* [Problem details]
Select the lines of the records containing the word "asked" and list them.

* [Saved entries]
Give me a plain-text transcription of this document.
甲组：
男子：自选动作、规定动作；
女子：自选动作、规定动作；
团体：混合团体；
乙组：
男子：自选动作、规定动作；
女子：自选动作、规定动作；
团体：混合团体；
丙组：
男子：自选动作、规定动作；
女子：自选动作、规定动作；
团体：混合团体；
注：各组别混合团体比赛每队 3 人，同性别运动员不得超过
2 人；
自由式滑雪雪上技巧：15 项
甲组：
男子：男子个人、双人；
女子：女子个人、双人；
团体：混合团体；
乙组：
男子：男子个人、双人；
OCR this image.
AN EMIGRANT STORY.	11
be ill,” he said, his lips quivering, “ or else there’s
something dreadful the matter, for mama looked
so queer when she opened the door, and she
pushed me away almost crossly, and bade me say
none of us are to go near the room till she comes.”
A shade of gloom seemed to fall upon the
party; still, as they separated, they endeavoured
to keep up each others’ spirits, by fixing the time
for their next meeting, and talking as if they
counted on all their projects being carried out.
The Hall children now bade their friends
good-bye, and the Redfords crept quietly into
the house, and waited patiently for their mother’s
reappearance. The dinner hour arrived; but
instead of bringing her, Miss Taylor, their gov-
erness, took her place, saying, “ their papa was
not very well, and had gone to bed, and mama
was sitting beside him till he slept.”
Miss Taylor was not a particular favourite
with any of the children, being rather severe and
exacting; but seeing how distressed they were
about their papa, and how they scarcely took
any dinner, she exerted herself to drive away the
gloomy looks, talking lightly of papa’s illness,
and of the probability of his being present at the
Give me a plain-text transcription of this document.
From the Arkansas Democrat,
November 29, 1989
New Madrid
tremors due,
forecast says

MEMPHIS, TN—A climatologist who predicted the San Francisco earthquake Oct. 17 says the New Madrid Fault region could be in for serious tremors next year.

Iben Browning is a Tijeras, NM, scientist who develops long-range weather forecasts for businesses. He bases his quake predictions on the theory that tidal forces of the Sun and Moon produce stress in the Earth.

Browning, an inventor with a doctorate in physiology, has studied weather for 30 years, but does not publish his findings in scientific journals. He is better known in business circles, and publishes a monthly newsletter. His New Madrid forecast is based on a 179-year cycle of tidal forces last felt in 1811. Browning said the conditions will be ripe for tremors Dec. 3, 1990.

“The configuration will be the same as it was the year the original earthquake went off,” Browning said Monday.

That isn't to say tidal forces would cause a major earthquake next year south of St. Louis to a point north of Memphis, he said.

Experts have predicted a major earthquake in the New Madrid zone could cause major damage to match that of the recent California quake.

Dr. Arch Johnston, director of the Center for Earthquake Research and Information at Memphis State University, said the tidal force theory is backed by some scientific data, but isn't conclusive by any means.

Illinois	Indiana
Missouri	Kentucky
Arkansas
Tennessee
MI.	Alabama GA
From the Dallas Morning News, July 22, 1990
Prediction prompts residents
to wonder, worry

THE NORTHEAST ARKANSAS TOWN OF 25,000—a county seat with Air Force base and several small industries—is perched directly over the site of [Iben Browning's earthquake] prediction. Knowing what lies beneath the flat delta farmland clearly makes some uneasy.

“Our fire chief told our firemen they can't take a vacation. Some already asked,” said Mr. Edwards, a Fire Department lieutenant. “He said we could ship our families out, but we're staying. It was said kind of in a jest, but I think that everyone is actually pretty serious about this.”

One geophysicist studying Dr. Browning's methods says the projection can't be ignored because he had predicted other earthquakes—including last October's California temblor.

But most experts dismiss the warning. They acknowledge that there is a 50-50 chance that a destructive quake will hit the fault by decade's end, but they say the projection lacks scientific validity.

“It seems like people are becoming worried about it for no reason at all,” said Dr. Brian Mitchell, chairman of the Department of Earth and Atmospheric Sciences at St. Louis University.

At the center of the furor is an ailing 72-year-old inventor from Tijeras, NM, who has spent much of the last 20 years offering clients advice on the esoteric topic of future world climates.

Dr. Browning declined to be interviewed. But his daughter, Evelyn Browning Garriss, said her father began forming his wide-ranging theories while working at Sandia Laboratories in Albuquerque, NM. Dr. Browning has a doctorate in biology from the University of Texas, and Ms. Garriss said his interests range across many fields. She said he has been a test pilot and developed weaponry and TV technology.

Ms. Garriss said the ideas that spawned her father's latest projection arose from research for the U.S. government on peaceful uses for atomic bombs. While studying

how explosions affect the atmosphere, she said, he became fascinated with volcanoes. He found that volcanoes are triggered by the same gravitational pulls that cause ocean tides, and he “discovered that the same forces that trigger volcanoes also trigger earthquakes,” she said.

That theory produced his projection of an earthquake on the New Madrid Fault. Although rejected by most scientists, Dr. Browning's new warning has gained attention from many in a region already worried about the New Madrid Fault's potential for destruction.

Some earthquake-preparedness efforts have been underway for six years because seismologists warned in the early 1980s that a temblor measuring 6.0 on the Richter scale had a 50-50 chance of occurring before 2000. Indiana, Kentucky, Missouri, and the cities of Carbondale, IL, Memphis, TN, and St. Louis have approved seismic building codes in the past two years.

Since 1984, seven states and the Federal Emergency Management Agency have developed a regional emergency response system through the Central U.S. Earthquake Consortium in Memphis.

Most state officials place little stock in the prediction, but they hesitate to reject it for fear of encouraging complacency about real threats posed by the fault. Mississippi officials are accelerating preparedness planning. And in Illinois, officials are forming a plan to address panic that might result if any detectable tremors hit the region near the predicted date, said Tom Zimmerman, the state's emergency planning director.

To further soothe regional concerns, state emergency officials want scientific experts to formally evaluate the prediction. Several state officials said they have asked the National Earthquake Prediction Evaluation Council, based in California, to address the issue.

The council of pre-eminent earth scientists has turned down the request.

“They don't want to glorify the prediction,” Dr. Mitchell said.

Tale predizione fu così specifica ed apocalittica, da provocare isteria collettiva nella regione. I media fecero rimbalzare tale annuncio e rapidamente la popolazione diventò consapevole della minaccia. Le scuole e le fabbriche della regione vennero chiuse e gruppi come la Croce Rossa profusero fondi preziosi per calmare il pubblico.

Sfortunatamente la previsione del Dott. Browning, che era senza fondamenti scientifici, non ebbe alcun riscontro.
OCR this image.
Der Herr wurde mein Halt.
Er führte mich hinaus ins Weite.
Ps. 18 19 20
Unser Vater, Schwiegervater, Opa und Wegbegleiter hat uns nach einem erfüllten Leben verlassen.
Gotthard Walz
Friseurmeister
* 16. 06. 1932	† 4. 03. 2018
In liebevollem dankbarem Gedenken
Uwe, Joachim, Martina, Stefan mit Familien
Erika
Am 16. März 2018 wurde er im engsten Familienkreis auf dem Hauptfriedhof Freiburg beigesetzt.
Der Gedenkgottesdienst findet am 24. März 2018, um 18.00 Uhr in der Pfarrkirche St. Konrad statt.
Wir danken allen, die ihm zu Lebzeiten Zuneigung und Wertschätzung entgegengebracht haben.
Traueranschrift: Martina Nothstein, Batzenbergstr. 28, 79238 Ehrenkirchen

* [Response below]
“Our fire chief told our firemen they can't take a vacation. Some already asked,” said Mr. Edwards, a Fire Department lieutenant. “He said we could ship our families out, but we're staying. It was said kind of in a jest, but I think that everyone is actually pretty serious about this.”
To further soothe regional concerns, state emergency officials want scientific experts to formally evaluate the prediction. Several state officials said they have asked the National Earthquake Prediction Evaluation Council, based in California, to address the issue.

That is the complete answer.